##### RECORDS SHOWN #####

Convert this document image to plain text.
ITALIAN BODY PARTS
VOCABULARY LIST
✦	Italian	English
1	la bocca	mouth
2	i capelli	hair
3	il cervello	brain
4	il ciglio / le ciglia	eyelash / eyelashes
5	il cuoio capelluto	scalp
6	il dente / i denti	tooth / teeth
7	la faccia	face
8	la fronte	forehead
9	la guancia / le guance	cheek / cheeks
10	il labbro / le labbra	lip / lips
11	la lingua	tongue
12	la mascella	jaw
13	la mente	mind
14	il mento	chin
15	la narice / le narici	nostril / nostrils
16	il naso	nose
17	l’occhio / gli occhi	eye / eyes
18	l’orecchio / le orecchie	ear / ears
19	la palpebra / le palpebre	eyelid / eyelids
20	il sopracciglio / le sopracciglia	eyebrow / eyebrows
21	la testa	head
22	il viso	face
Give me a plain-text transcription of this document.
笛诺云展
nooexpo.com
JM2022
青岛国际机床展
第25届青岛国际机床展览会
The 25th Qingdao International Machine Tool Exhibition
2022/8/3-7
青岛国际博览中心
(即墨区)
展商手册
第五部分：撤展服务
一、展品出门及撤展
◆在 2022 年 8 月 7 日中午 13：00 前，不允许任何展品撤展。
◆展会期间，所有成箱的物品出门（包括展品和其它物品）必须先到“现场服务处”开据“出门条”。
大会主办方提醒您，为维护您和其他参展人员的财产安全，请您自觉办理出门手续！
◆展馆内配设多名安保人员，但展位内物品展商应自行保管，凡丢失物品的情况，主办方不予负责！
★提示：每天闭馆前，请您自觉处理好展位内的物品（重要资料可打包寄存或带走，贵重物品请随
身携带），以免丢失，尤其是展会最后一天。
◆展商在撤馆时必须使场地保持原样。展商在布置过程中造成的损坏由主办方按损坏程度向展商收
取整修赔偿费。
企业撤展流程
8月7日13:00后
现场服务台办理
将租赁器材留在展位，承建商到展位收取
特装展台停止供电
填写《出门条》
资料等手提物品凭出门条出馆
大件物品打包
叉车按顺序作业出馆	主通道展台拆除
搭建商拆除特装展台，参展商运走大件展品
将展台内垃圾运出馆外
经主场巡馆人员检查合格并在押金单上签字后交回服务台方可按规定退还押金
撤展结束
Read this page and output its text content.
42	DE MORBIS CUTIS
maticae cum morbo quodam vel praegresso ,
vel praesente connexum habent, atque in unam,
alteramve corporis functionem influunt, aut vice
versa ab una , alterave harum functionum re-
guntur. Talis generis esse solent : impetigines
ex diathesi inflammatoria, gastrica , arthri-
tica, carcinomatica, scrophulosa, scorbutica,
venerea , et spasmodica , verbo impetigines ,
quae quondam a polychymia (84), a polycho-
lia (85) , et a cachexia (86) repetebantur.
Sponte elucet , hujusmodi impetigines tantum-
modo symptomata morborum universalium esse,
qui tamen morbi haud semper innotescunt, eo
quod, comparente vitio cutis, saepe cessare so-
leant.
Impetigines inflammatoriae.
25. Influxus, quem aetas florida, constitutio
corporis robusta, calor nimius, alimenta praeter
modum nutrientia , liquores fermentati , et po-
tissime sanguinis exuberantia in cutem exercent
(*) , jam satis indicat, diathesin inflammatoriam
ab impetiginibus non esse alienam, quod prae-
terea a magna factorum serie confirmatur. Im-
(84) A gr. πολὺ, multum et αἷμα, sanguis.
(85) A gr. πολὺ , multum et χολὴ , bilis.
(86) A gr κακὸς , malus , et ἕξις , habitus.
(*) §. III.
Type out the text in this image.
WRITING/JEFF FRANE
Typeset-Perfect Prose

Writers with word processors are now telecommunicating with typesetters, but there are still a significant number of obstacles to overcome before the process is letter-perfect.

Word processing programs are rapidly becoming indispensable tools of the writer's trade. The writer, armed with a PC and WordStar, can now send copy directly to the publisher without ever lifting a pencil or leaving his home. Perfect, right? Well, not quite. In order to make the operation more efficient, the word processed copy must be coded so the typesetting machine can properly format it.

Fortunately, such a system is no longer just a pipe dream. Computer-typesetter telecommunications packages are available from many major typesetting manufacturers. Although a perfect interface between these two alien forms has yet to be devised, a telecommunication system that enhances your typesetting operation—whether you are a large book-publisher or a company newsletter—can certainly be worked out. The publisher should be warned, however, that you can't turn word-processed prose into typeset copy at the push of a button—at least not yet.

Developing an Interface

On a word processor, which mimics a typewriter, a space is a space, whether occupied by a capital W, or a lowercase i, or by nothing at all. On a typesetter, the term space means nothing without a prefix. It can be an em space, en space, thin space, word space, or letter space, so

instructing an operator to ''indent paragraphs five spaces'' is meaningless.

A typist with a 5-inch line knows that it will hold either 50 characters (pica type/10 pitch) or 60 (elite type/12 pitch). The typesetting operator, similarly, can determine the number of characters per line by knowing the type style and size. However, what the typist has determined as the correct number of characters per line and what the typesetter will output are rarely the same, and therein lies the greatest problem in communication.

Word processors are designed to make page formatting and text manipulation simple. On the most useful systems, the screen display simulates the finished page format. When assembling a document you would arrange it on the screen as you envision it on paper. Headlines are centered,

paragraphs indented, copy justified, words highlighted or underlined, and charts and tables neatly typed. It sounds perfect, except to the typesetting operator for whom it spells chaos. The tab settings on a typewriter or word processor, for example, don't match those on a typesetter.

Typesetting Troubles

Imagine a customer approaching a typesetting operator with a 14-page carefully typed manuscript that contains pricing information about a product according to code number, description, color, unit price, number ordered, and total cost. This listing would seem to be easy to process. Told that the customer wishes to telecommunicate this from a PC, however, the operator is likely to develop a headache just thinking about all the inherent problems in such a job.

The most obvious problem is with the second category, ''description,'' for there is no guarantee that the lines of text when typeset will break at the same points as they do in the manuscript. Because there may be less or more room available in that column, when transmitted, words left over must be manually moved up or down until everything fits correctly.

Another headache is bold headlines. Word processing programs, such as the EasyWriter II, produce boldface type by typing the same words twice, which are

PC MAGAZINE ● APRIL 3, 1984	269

#####

• [WHAT YOU HAVE TO DO]:
Read the data above. Pull out each line in which the string "document" appears.

• [TASK RESPONSE]:
Convert this document image to plain text.
Give me a plain-text transcription of this document.
Word processors are designed to make page formatting and text manipulation simple. On the most useful systems, the screen display simulates the finished page format. When assembling a document you would arrange it on the screen as you envision it on paper. Headlines are centered,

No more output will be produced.